:: What you will do ::
Note each line where "data" appears, and copy it.

:: Records supplied ::
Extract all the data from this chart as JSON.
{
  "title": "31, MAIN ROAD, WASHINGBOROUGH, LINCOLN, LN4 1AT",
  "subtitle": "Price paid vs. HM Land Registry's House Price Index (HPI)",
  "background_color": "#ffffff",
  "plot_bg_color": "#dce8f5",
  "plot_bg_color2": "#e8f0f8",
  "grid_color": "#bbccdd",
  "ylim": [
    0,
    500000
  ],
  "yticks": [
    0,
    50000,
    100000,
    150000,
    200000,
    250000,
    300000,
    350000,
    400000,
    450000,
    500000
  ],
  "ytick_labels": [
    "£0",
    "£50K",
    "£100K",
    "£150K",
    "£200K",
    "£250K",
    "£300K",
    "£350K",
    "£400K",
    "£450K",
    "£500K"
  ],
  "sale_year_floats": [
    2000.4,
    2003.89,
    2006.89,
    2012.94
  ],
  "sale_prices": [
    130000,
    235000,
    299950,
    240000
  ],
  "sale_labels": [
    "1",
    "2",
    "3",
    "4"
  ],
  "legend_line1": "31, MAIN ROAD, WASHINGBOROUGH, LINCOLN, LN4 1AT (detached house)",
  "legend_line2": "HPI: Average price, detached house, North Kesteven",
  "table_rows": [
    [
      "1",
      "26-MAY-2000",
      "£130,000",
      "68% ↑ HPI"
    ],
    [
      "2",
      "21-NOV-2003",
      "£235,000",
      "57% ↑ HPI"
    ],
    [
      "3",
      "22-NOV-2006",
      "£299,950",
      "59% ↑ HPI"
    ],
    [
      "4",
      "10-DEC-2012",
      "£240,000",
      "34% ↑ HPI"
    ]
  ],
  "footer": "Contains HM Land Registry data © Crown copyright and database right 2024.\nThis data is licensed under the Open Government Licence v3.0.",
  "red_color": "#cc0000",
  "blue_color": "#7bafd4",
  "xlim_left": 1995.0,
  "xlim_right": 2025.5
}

:: Solution to the problem ::
Extract all the data from this chart as JSON.
  "footer": "Contains HM Land Registry data © Crown copyright and database right 2024.\nThis data is licensed under the Open Government Licence v3.0.",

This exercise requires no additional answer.